| EXERCISE MATERIAL |
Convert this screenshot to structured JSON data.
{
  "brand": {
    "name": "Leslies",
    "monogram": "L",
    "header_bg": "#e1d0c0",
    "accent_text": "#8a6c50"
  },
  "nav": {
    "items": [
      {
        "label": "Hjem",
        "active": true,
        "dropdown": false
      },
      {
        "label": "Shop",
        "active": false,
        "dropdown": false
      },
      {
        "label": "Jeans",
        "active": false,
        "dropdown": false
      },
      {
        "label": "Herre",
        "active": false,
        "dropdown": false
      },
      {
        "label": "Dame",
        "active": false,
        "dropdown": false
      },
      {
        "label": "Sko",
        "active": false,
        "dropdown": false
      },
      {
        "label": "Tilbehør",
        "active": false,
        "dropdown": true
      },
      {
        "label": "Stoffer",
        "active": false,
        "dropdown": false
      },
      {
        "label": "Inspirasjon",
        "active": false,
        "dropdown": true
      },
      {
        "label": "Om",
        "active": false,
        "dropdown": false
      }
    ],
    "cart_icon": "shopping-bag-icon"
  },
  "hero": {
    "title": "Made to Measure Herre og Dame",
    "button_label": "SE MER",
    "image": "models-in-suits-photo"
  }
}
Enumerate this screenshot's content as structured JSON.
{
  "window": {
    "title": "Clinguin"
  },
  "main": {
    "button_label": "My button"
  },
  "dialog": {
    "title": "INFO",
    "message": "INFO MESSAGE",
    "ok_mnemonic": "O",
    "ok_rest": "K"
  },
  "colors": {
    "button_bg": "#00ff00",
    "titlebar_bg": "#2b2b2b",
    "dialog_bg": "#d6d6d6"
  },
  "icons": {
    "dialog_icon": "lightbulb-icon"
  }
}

| WHAT YOU SHOULD DO |
Search the entries for "Herre" and copy out each line that has it.

| EXERCISE ANSWER |
        "label": "Herre",
    "title": "Made to Measure Herre og Dame",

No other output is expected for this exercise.